• **CHALLENGE**
Set the listing down again exactly, please, apart from its pictures.

________________________________________

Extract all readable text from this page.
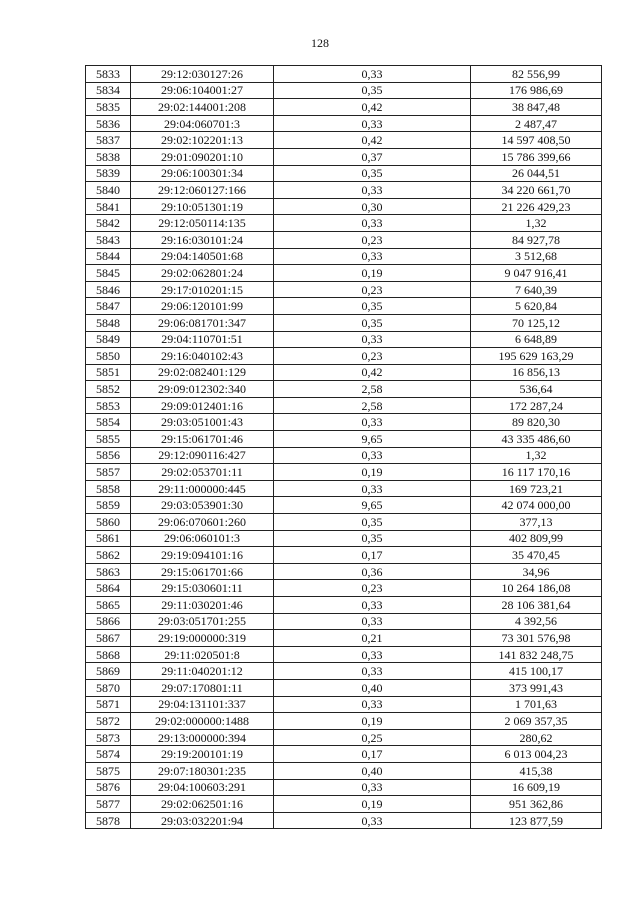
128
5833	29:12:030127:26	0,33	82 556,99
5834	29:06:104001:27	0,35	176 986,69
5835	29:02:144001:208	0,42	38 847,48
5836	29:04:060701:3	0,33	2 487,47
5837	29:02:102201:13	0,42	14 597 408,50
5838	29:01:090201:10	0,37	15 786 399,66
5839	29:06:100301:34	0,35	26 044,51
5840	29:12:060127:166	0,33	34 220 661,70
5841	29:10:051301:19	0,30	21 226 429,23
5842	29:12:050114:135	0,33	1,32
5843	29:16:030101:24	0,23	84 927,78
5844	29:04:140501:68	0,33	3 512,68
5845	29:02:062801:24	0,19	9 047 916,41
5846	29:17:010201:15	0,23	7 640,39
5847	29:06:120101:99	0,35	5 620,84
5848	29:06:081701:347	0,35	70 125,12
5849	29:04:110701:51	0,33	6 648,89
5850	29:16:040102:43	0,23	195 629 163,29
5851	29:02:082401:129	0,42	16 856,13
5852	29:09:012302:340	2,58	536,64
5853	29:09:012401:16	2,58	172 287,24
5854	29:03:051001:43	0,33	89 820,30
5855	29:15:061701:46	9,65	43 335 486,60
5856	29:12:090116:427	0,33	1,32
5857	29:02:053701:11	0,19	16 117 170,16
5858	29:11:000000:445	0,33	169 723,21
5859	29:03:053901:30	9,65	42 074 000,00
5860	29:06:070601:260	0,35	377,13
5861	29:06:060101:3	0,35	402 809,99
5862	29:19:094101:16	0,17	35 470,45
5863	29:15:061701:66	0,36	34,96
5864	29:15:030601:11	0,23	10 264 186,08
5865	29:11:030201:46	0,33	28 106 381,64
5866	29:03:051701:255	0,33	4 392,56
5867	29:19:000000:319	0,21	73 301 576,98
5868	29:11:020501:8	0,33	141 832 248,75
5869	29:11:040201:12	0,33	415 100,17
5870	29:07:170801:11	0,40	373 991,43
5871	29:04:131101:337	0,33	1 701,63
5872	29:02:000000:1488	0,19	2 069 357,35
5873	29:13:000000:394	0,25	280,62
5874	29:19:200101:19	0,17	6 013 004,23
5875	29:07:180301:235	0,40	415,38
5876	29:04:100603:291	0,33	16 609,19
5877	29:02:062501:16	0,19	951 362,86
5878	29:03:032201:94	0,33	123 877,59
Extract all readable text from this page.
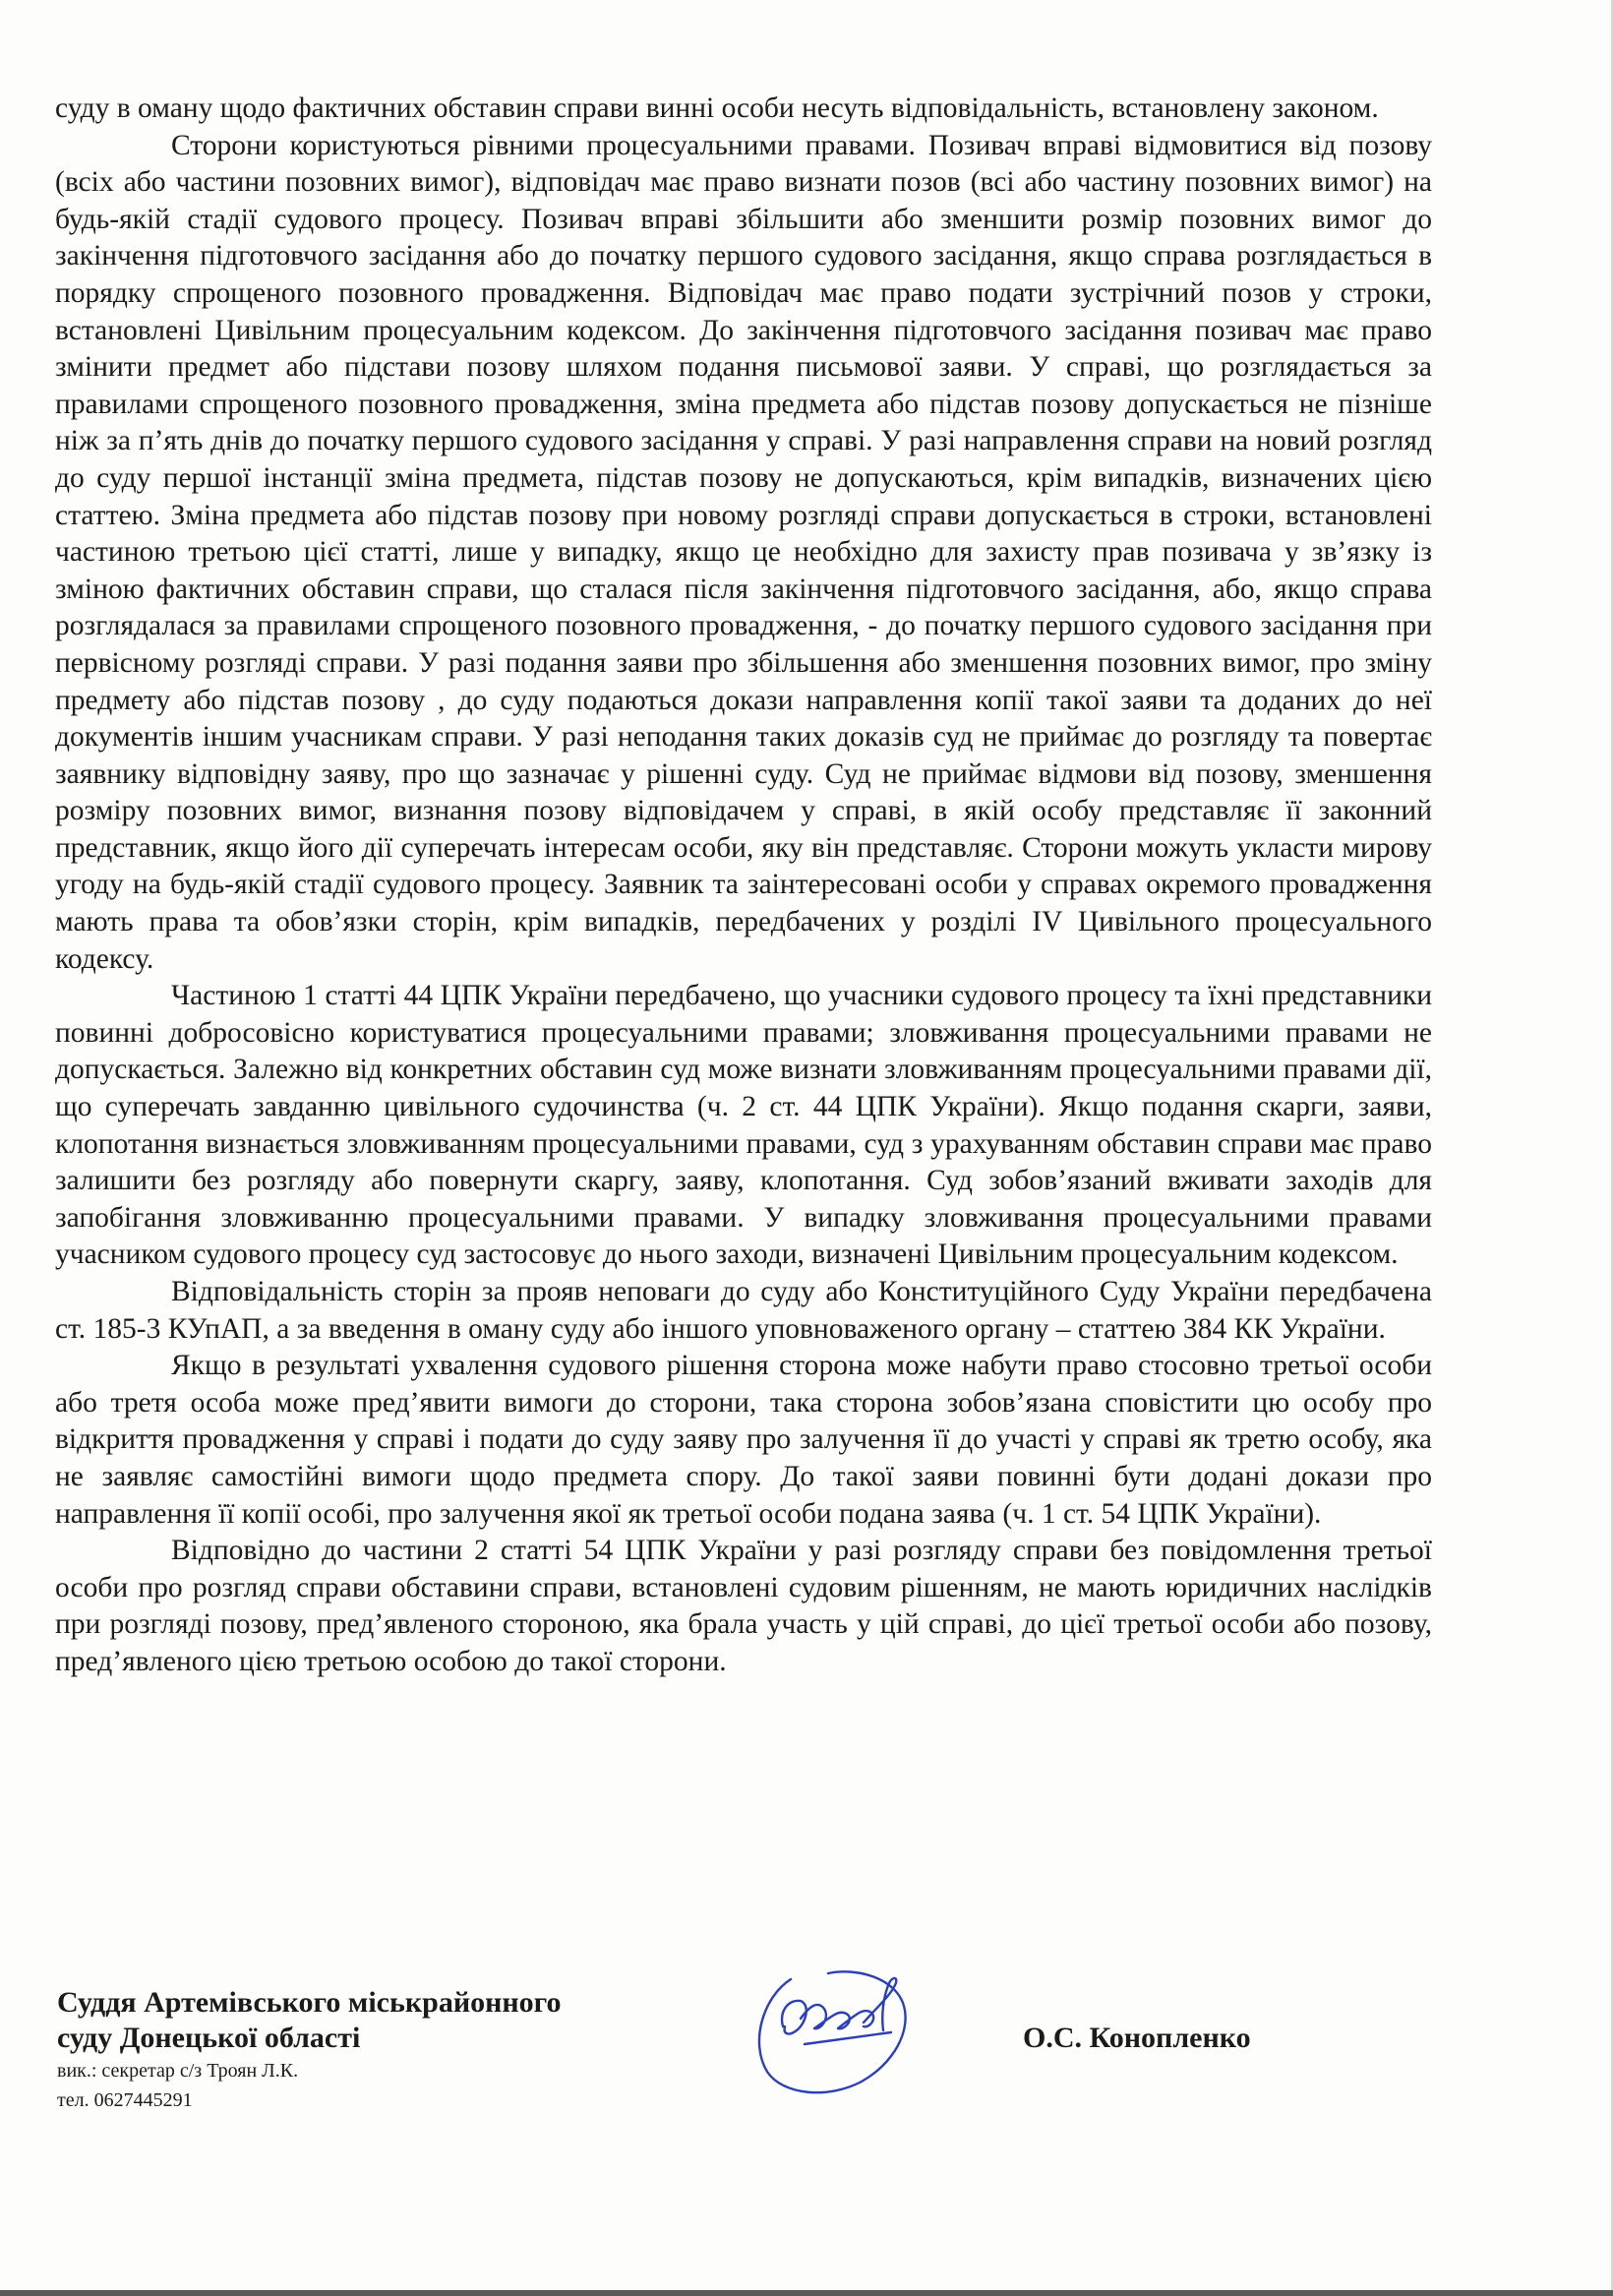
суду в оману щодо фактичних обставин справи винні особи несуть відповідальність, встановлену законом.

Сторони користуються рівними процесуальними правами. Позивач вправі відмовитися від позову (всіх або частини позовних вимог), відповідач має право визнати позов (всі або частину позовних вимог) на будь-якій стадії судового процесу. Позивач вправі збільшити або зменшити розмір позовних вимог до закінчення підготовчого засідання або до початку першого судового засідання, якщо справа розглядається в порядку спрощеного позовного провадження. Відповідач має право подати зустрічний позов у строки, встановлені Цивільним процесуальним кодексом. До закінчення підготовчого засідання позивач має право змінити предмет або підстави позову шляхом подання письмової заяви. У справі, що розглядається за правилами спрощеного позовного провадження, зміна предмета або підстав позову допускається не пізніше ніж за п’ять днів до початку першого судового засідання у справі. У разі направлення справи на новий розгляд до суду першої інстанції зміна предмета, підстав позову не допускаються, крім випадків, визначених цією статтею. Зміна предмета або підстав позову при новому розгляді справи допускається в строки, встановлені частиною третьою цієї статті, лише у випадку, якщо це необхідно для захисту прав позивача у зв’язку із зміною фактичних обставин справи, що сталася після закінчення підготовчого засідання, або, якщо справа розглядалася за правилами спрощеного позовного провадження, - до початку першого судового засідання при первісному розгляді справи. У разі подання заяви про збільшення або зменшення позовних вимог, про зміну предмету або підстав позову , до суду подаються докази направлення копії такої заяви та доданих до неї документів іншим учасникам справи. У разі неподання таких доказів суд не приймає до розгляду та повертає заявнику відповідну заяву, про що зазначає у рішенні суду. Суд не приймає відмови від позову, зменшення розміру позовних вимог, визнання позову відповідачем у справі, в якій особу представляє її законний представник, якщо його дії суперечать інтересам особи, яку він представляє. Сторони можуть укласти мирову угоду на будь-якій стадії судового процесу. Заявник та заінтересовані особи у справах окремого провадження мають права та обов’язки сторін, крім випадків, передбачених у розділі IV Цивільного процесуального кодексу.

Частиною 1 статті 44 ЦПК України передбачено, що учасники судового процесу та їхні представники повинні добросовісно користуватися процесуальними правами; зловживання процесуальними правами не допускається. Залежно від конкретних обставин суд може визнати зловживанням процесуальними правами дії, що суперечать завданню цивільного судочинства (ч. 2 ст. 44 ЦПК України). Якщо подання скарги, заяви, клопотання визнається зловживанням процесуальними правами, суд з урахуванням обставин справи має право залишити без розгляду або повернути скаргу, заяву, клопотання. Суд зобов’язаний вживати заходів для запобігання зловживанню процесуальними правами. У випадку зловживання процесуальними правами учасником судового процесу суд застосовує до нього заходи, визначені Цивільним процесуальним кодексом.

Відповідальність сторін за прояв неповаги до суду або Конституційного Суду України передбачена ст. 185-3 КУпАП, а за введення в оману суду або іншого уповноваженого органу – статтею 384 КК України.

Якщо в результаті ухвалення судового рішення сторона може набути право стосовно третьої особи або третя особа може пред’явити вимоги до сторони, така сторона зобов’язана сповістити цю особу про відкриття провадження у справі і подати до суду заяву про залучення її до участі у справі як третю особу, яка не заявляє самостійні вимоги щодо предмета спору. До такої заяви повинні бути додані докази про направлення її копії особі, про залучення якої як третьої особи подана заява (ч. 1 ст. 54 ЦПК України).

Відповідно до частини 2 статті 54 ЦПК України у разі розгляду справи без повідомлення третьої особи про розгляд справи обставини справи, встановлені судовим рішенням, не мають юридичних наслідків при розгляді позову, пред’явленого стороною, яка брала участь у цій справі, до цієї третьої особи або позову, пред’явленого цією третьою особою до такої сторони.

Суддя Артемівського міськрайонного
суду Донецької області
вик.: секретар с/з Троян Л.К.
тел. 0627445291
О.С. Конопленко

________________________________________

• **ANSWER FOR THE TASK**
Extract all readable text from this page.
128
5833	29:12:030127:26	0,33	82 556,99
5834	29:06:104001:27	0,35	176 986,69
5835	29:02:144001:208	0,42	38 847,48
5836	29:04:060701:3	0,33	2 487,47
5837	29:02:102201:13	0,42	14 597 408,50
5838	29:01:090201:10	0,37	15 786 399,66
5839	29:06:100301:34	0,35	26 044,51
5840	29:12:060127:166	0,33	34 220 661,70
5841	29:10:051301:19	0,30	21 226 429,23
5842	29:12:050114:135	0,33	1,32
5843	29:16:030101:24	0,23	84 927,78
5844	29:04:140501:68	0,33	3 512,68
5845	29:02:062801:24	0,19	9 047 916,41
5846	29:17:010201:15	0,23	7 640,39
5847	29:06:120101:99	0,35	5 620,84
5848	29:06:081701:347	0,35	70 125,12
5849	29:04:110701:51	0,33	6 648,89
5850	29:16:040102:43	0,23	195 629 163,29
5851	29:02:082401:129	0,42	16 856,13
5852	29:09:012302:340	2,58	536,64
5853	29:09:012401:16	2,58	172 287,24
5854	29:03:051001:43	0,33	89 820,30
5855	29:15:061701:46	9,65	43 335 486,60
5856	29:12:090116:427	0,33	1,32
5857	29:02:053701:11	0,19	16 117 170,16
5858	29:11:000000:445	0,33	169 723,21
5859	29:03:053901:30	9,65	42 074 000,00
5860	29:06:070601:260	0,35	377,13
5861	29:06:060101:3	0,35	402 809,99
5862	29:19:094101:16	0,17	35 470,45
5863	29:15:061701:66	0,36	34,96
5864	29:15:030601:11	0,23	10 264 186,08
5865	29:11:030201:46	0,33	28 106 381,64
5866	29:03:051701:255	0,33	4 392,56
5867	29:19:000000:319	0,21	73 301 576,98
5868	29:11:020501:8	0,33	141 832 248,75
5869	29:11:040201:12	0,33	415 100,17
5870	29:07:170801:11	0,40	373 991,43
5871	29:04:131101:337	0,33	1 701,63
5872	29:02:000000:1488	0,19	2 069 357,35
5873	29:13:000000:394	0,25	280,62
5874	29:19:200101:19	0,17	6 013 004,23
5875	29:07:180301:235	0,40	415,38
5876	29:04:100603:291	0,33	16 609,19
5877	29:02:062501:16	0,19	951 362,86
5878	29:03:032201:94	0,33	123 877,59
Extract all readable text from this page.
суду в оману щодо фактичних обставин справи винні особи несуть відповідальність, встановлену законом.

Сторони користуються рівними процесуальними правами. Позивач вправі відмовитися від позову (всіх або частини позовних вимог), відповідач має право визнати позов (всі або частину позовних вимог) на будь-якій стадії судового процесу. Позивач вправі збільшити або зменшити розмір позовних вимог до закінчення підготовчого засідання або до початку першого судового засідання, якщо справа розглядається в порядку спрощеного позовного провадження. Відповідач має право подати зустрічний позов у строки, встановлені Цивільним процесуальним кодексом. До закінчення підготовчого засідання позивач має право змінити предмет або підстави позову шляхом подання письмової заяви. У справі, що розглядається за правилами спрощеного позовного провадження, зміна предмета або підстав позову допускається не пізніше ніж за п’ять днів до початку першого судового засідання у справі. У разі направлення справи на новий розгляд до суду першої інстанції зміна предмета, підстав позову не допускаються, крім випадків, визначених цією статтею. Зміна предмета або підстав позову при новому розгляді справи допускається в строки, встановлені частиною третьою цієї статті, лише у випадку, якщо це необхідно для захисту прав позивача у зв’язку із зміною фактичних обставин справи, що сталася після закінчення підготовчого засідання, або, якщо справа розглядалася за правилами спрощеного позовного провадження, - до початку першого судового засідання при первісному розгляді справи. У разі подання заяви про збільшення або зменшення позовних вимог, про зміну предмету або підстав позову , до суду подаються докази направлення копії такої заяви та доданих до неї документів іншим учасникам справи. У разі неподання таких доказів суд не приймає до розгляду та повертає заявнику відповідну заяву, про що зазначає у рішенні суду. Суд не приймає відмови від позову, зменшення розміру позовних вимог, визнання позову відповідачем у справі, в якій особу представляє її законний представник, якщо його дії суперечать інтересам особи, яку він представляє. Сторони можуть укласти мирову угоду на будь-якій стадії судового процесу. Заявник та заінтересовані особи у справах окремого провадження мають права та обов’язки сторін, крім випадків, передбачених у розділі IV Цивільного процесуального кодексу.

Частиною 1 статті 44 ЦПК України передбачено, що учасники судового процесу та їхні представники повинні добросовісно користуватися процесуальними правами; зловживання процесуальними правами не допускається. Залежно від конкретних обставин суд може визнати зловживанням процесуальними правами дії, що суперечать завданню цивільного судочинства (ч. 2 ст. 44 ЦПК України). Якщо подання скарги, заяви, клопотання визнається зловживанням процесуальними правами, суд з урахуванням обставин справи має право залишити без розгляду або повернути скаргу, заяву, клопотання. Суд зобов’язаний вживати заходів для запобігання зловживанню процесуальними правами. У випадку зловживання процесуальними правами учасником судового процесу суд застосовує до нього заходи, визначені Цивільним процесуальним кодексом.

Відповідальність сторін за прояв неповаги до суду або Конституційного Суду України передбачена ст. 185-3 КУпАП, а за введення в оману суду або іншого уповноваженого органу – статтею 384 КК України.

Якщо в результаті ухвалення судового рішення сторона може набути право стосовно третьої особи або третя особа може пред’явити вимоги до сторони, така сторона зобов’язана сповістити цю особу про відкриття провадження у справі і подати до суду заяву про залучення її до участі у справі як третю особу, яка не заявляє самостійні вимоги щодо предмета спору. До такої заяви повинні бути додані докази про направлення її копії особі, про залучення якої як третьої особи подана заява (ч. 1 ст. 54 ЦПК України).

Відповідно до частини 2 статті 54 ЦПК України у разі розгляду справи без повідомлення третьої особи про розгляд справи обставини справи, встановлені судовим рішенням, не мають юридичних наслідків при розгляді позову, пред’явленого стороною, яка брала участь у цій справі, до цієї третьої особи або позову, пред’явленого цією третьою особою до такої сторони.

Суддя Артемівського міськрайонного
суду Донецької області
вик.: секретар с/з Троян Л.К.
тел. 0627445291
О.С. Конопленко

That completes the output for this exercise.